■ **Problem**
Check every line of the entries that follow, and copy the ones containing "document".

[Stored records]
::::::::

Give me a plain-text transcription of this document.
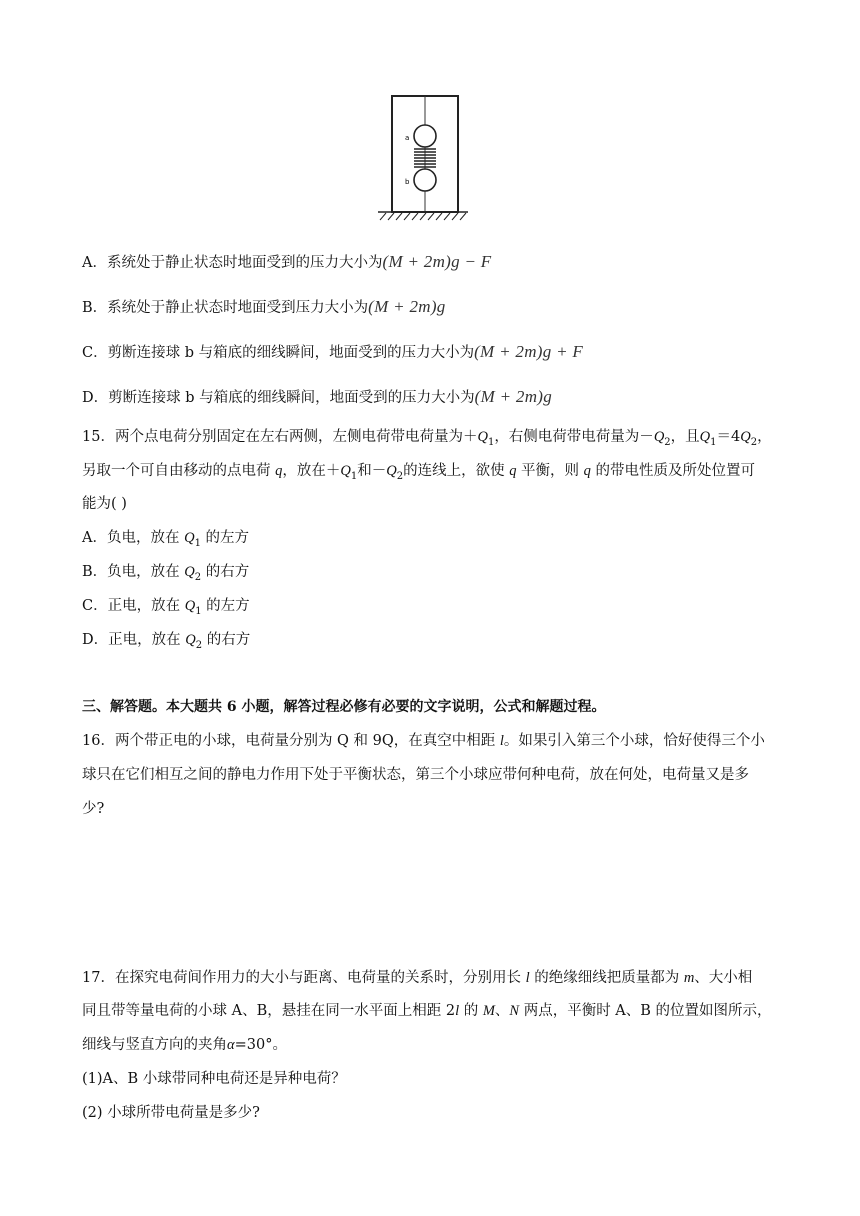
a
b
A．系统处于静止状态时地面受到的压力大小为(M + 2m)g − F
B．系统处于静止状态时地面受到压力大小为(M + 2m)g
C．剪断连接球 b 与箱底的细线瞬间，地面受到的压力大小为(M + 2m)g + F
D．剪断连接球 b 与箱底的细线瞬间，地面受到的压力大小为(M + 2m)g
15．两个点电荷分别固定在左右两侧，左侧电荷带电荷量为$+Q_1$，右侧电荷带电荷量为$-Q_2$，且$Q_1=4Q_2$，
另取一个可自由移动的点电荷 q，放在$+Q_1$和$-Q_2$的连线上，欲使 q 平衡，则 q 的带电性质及所处位置可
能为( )
A．负电，放在 $Q_1$ 的左方
B．负电，放在 $Q_2$ 的右方
C．正电，放在 $Q_1$ 的左方
D．正电，放在 $Q_2$ 的右方
三、解答题。本大题共 6 小题，解答过程必修有必要的文字说明，公式和解题过程。
16．两个带正电的小球，电荷量分别为 Q 和 9Q，在真空中相距 l。如果引入第三个小球，恰好使得三个小
球只在它们相互之间的静电力作用下处于平衡状态，第三个小球应带何种电荷，放在何处，电荷量又是多
少?
17．在探究电荷间作用力的大小与距离、电荷量的关系时，分别用长 l 的绝缘细线把质量都为 m、大小相
同且带等量电荷的小球 A、B，悬挂在同一水平面上相距 2l 的 M、N 两点，平衡时 A、B 的位置如图所示，
细线与竖直方向的夹角α=30°。
(1)A、B 小球带同种电荷还是异种电荷？
(2) 小球所带电荷量是多少?
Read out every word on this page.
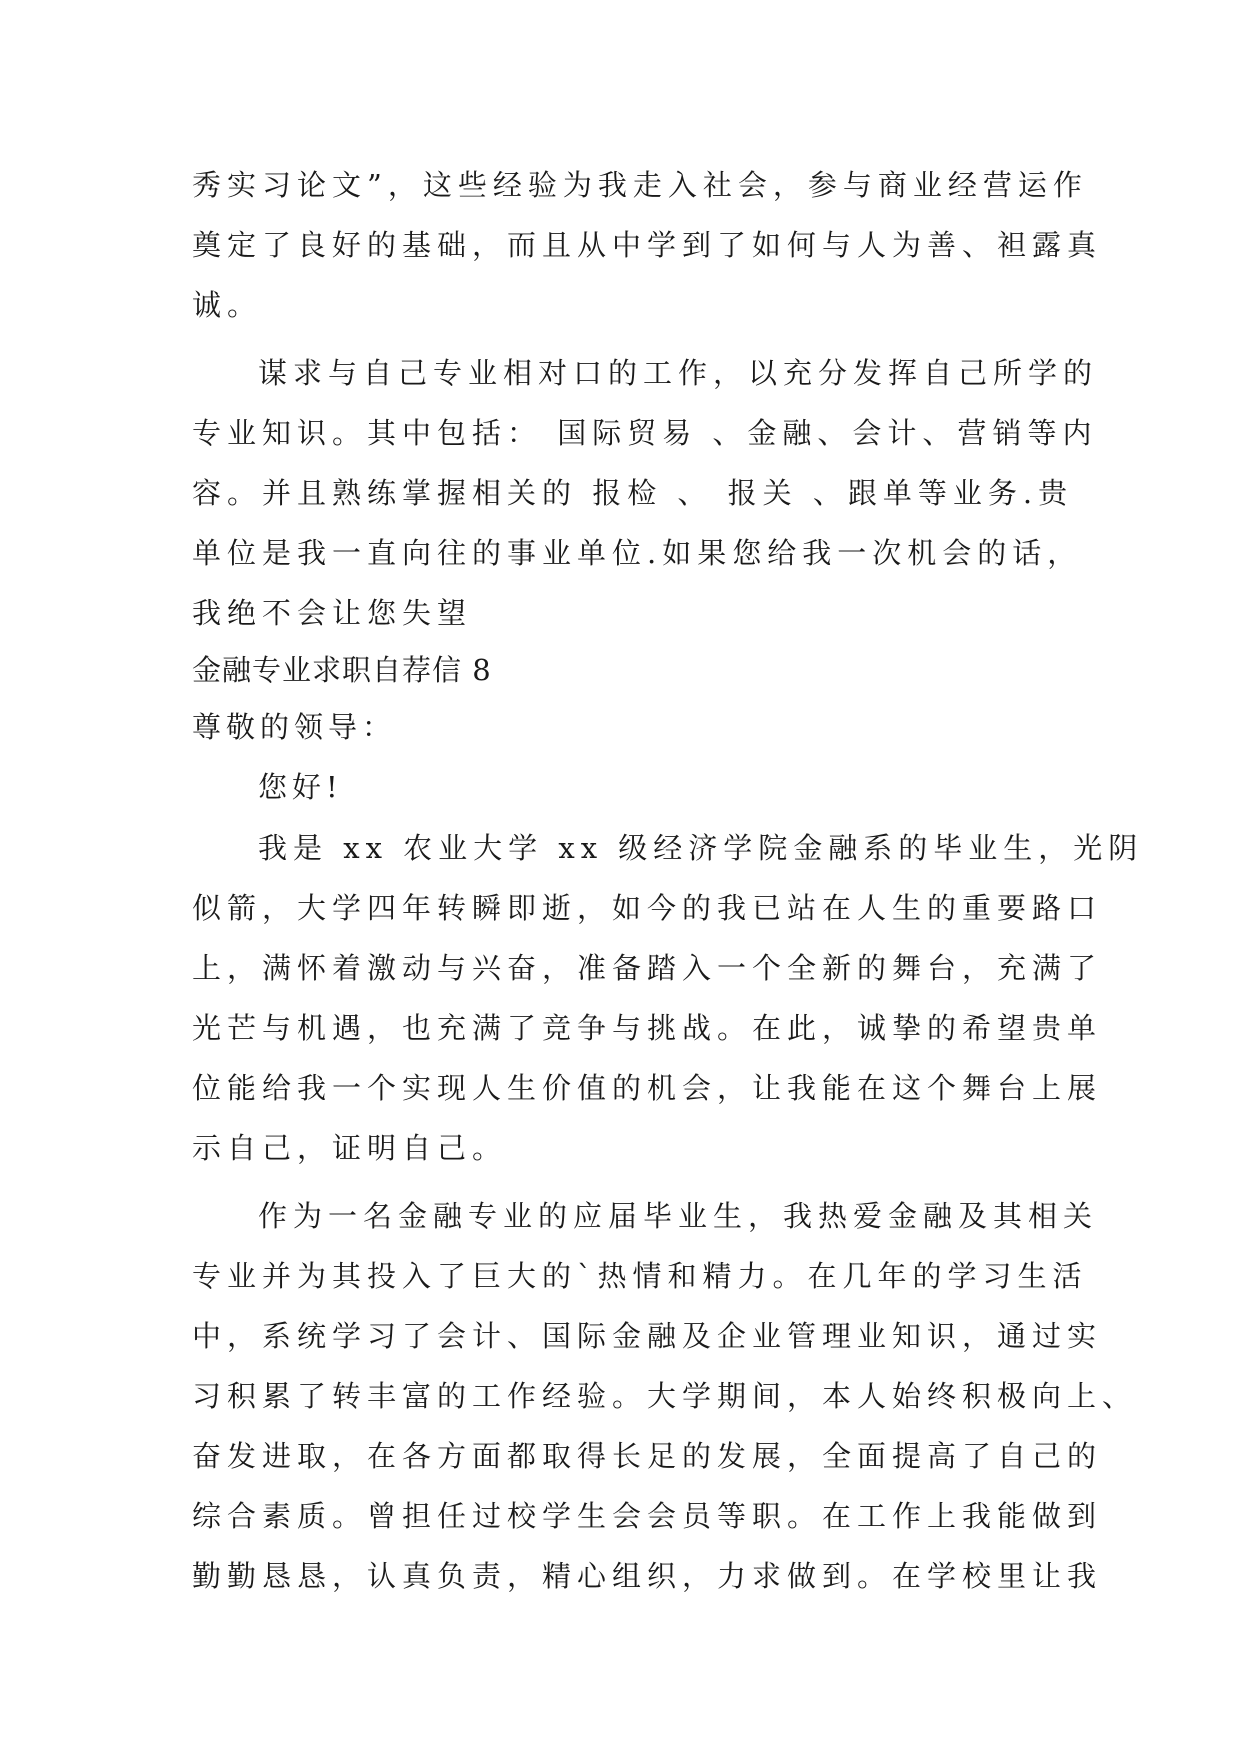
秀实习论文”，这些经验为我走入社会，参与商业经营运作
奠定了良好的基础，而且从中学到了如何与人为善、袒露真
诚。
谋求与自己专业相对口的工作，以充分发挥自己所学的
专业知识。其中包括： 国际贸易 、金融、会计、营销等内
容。并且熟练掌握相关的 报检 、 报关 、跟单等业务.贵
单位是我一直向往的事业单位.如果您给我一次机会的话，
我绝不会让您失望
金融专业求职自荐信 8
尊敬的领导：
您好!
我是 xx 农业大学 xx 级经济学院金融系的毕业生，光阴
似箭，大学四年转瞬即逝，如今的我已站在人生的重要路口
上，满怀着激动与兴奋，准备踏入一个全新的舞台，充满了
光芒与机遇，也充满了竞争与挑战。在此，诚挚的希望贵单
位能给我一个实现人生价值的机会，让我能在这个舞台上展
示自己，证明自己。
作为一名金融专业的应届毕业生，我热爱金融及其相关
专业并为其投入了巨大的`热情和精力。在几年的学习生活
中，系统学习了会计、国际金融及企业管理业知识，通过实
习积累了转丰富的工作经验。大学期间，本人始终积极向上、
奋发进取，在各方面都取得长足的发展，全面提高了自己的
综合素质。曾担任过校学生会会员等职。在工作上我能做到
勤勤恳恳，认真负责，精心组织，力求做到。在学校里让我
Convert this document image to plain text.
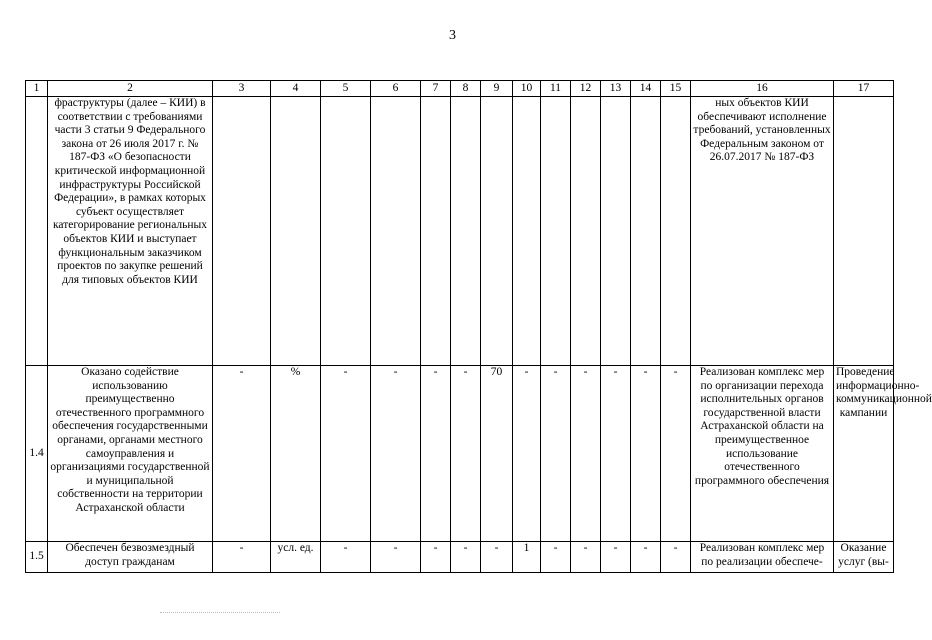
3
1	2	3	4	5	6	7	8	9	10	11	12	13	14	15	16	17
	фраструктуры (далее – КИИ) в соответствии с требованиями части 3 статьи 9 Федерального закона от 26 июля 2017 г. № 187-ФЗ «О безопасности критической информационной инфраструктуры Российской Федерации», в рамках которых субъект осуществляет категорирование региональных объектов КИИ и выступает функциональным заказчиком проектов по закупке решений для типовых объектов КИИ														ных объектов КИИ обеспечивают исполнение требований, установленных Федеральным законом от 26.07.2017 № 187-ФЗ	
1.4	Оказано содействие использованию преимущественно отечественного программного обеспечения государственными органами, органами местного самоуправления и организациями государственной и муниципальной собственности на территории Астраханской области	-	%	-	-	-	-	70	-	-	-	-	-	-	Реализован комплекс мер по организации перехода исполнительных органов государственной власти Астраханской области на преимущественное использование отечественного программного обеспечения	Проведение информационно-коммуникационной кампании
1.5	Обеспечен безвозмездный доступ гражданам	-	усл. ед.	-	-	-	-	-	1	-	-	-	-	-	Реализован комплекс мер по реализации обеспече-	Оказание услуг (вы-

::::::::

■ **Solution to this problem**
Give me a plain-text transcription of this document.
Convert this document image to plain text.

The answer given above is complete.